Saved entries
begin
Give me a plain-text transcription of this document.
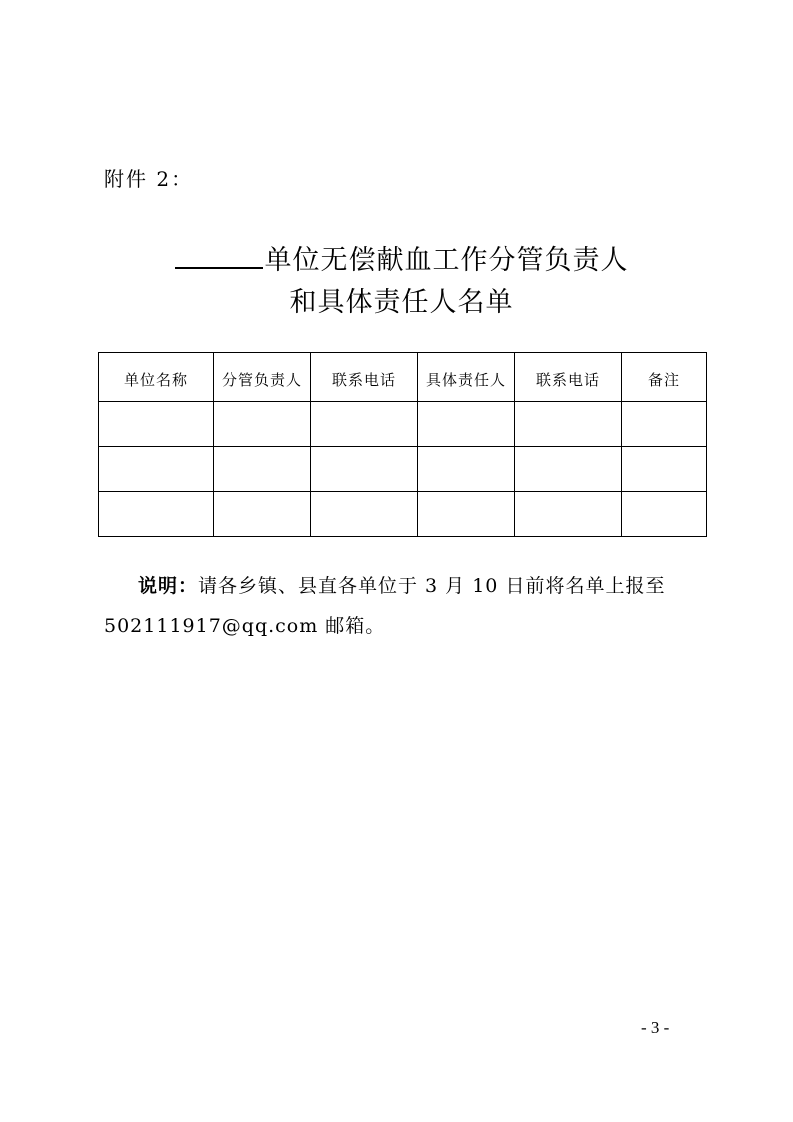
附件 2：
单位无偿献血工作分管负责人
和具体责任人名单
单位名称	分管负责人	联系电话	具体责任人	联系电话	备注

说明：请各乡镇、县直各单位于 3 月 10 日前将名单上报至
502111917@qq.com 邮箱。
- 3 -
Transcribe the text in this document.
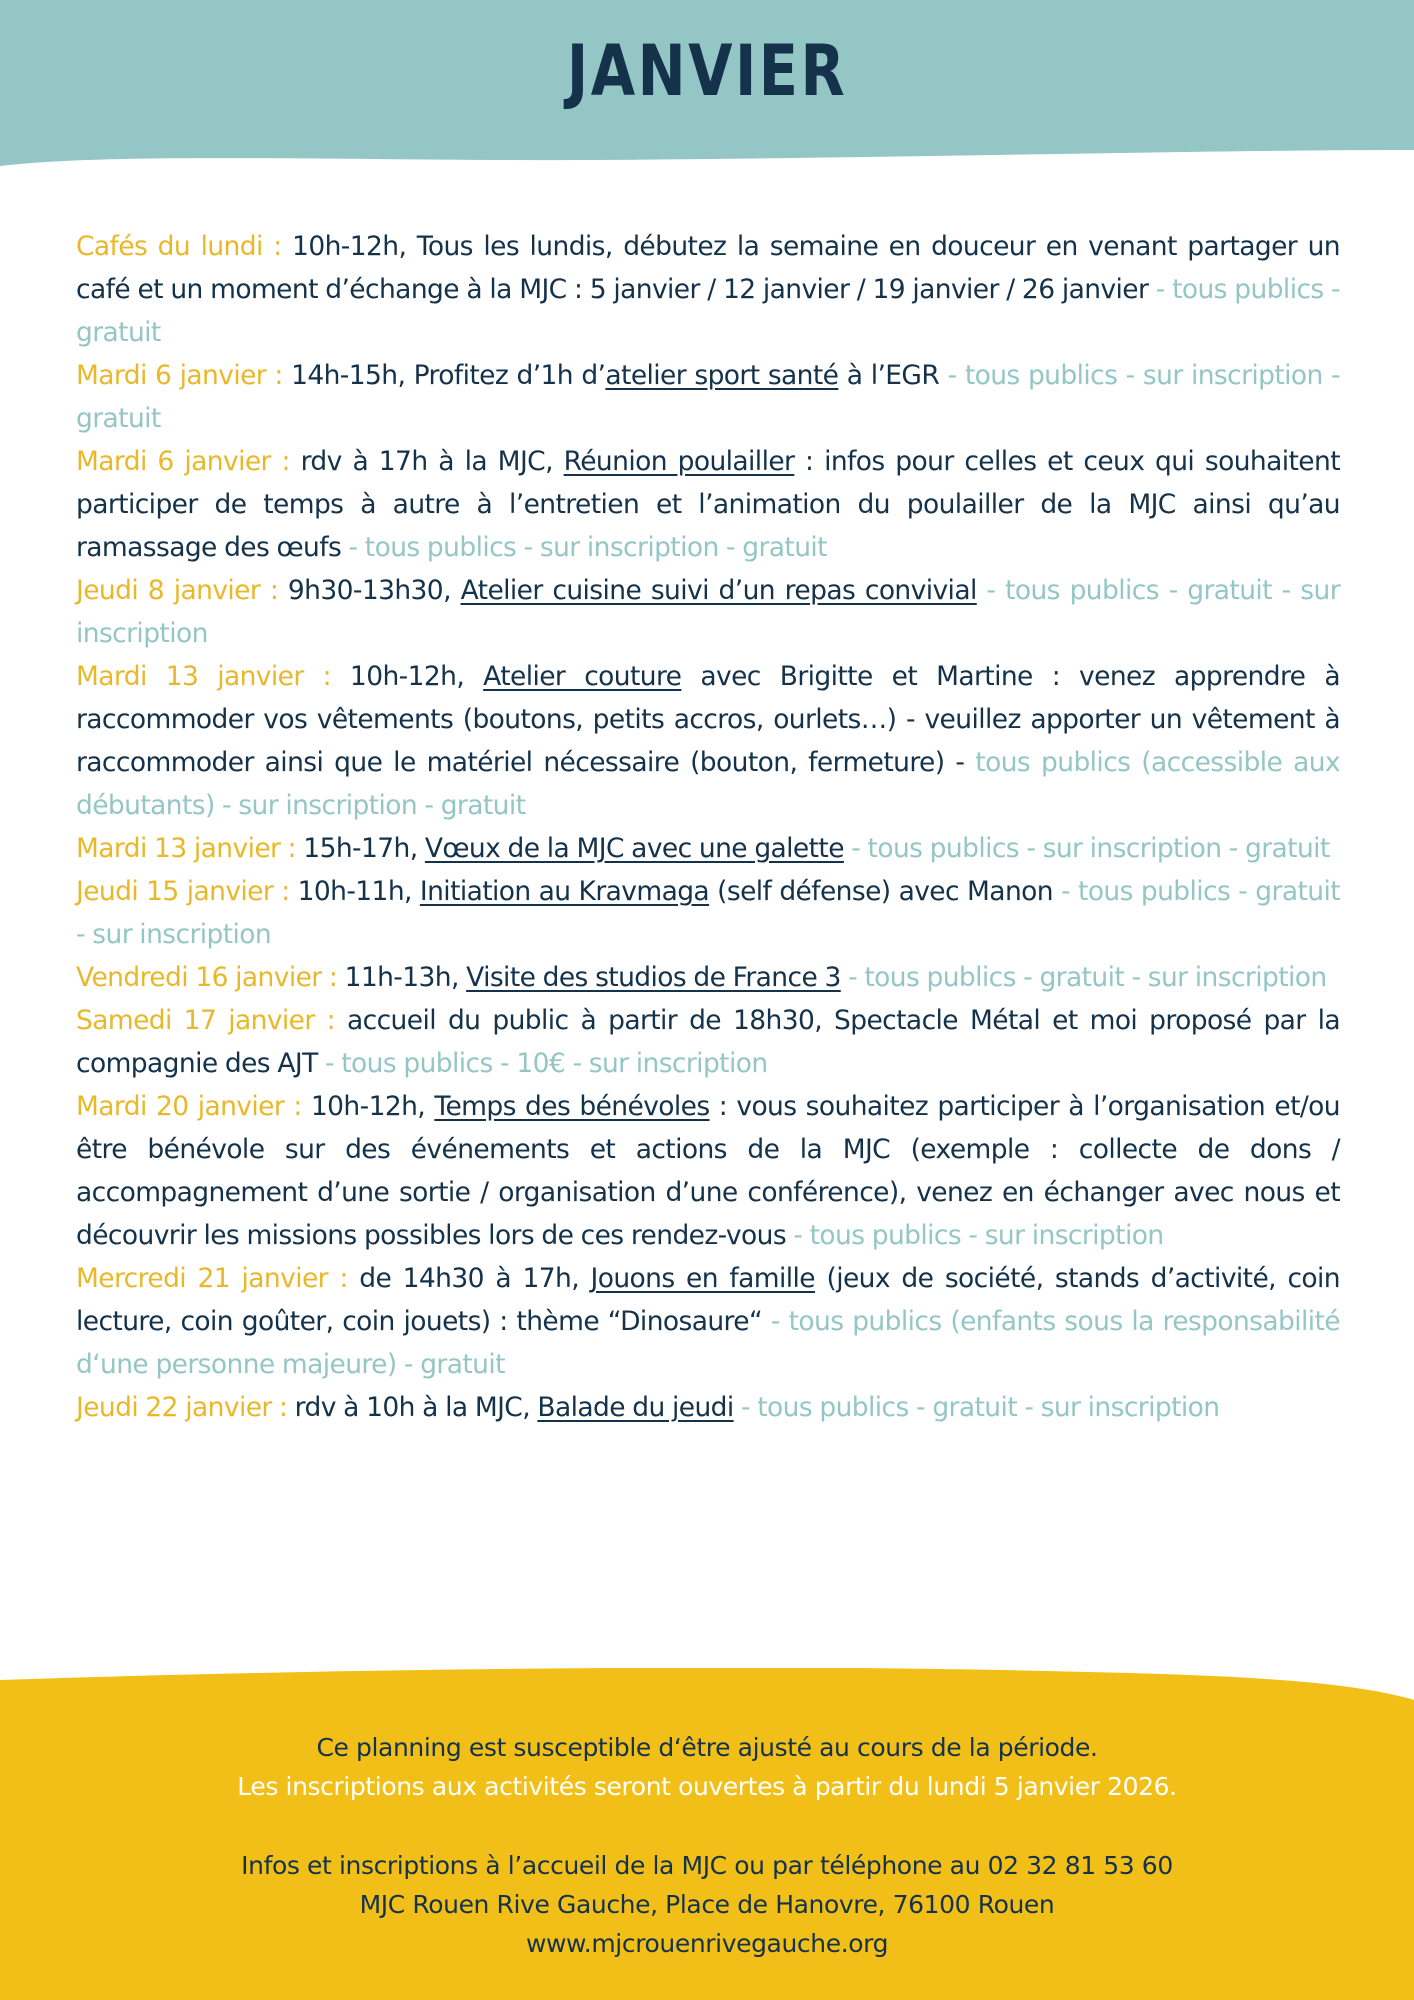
JANVIER

Cafés du lundi : 10h-12h, Tous les lundis, débutez la semaine en douceur en venant partager un café et un moment d’échange à la MJC : 5 janvier / 12 janvier / 19 janvier / 26 janvier - tous publics - gratuit

Mardi 6 janvier : 14h-15h, Profitez d’1h d’atelier sport santé à l’EGR - tous publics - sur inscription - gratuit

Mardi 6 janvier : rdv à 17h à la MJC, Réunion poulailler : infos pour celles et ceux qui souhaitent participer de temps à autre à l’entretien et l’animation du poulailler de la MJC ainsi qu’au ramassage des œufs - tous publics - sur inscription - gratuit

Jeudi 8 janvier : 9h30-13h30, Atelier cuisine suivi d’un repas convivial - tous publics - gratuit - sur inscription

Mardi 13 janvier : 10h-12h, Atelier couture avec Brigitte et Martine : venez apprendre à raccommoder vos vêtements (boutons, petits accros, ourlets…) - veuillez apporter un vêtement à raccommoder ainsi que le matériel nécessaire (bouton, fermeture) - tous publics (accessible aux débutants) - sur inscription - gratuit

Mardi 13 janvier : 15h-17h, Vœux de la MJC avec une galette - tous publics - sur inscription - gratuit

Jeudi 15 janvier : 10h-11h, Initiation au Kravmaga (self défense) avec Manon - tous publics - gratuit - sur inscription

Vendredi 16 janvier : 11h-13h, Visite des studios de France 3 - tous publics - gratuit - sur inscription

Samedi 17 janvier : accueil du public à partir de 18h30, Spectacle Métal et moi proposé par la compagnie des AJT - tous publics - 10€ - sur inscription

Mardi 20 janvier : 10h-12h, Temps des bénévoles : vous souhaitez participer à l’organisation et/ou être bénévole sur des événements et actions de la MJC (exemple : collecte de dons / accompagnement d’une sortie / organisation d’une conférence), venez en échanger avec nous et découvrir les missions possibles lors de ces rendez-vous - tous publics - sur inscription

Mercredi 21 janvier : de 14h30 à 17h, Jouons en famille (jeux de société, stands d’activité, coin lecture, coin goûter, coin jouets) : thème “Dinosaure“ - tous publics (enfants sous la responsabilité d‘une personne majeure) - gratuit

Jeudi 22 janvier : rdv à 10h à la MJC, Balade du jeudi - tous publics - gratuit - sur inscription

Ce planning est susceptible d‘être ajusté au cours de la période.
Les inscriptions aux activités seront ouvertes à partir du lundi 5 janvier 2026.
Infos et inscriptions à l’accueil de la MJC ou par téléphone au 02 32 81 53 60
MJC Rouen Rive Gauche, Place de Hanovre, 76100 Rouen
www.mjcrouenrivegauche.org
end
Requirements ->
Give only the number of lines in the records that contain the string "venez".

Answer ->
2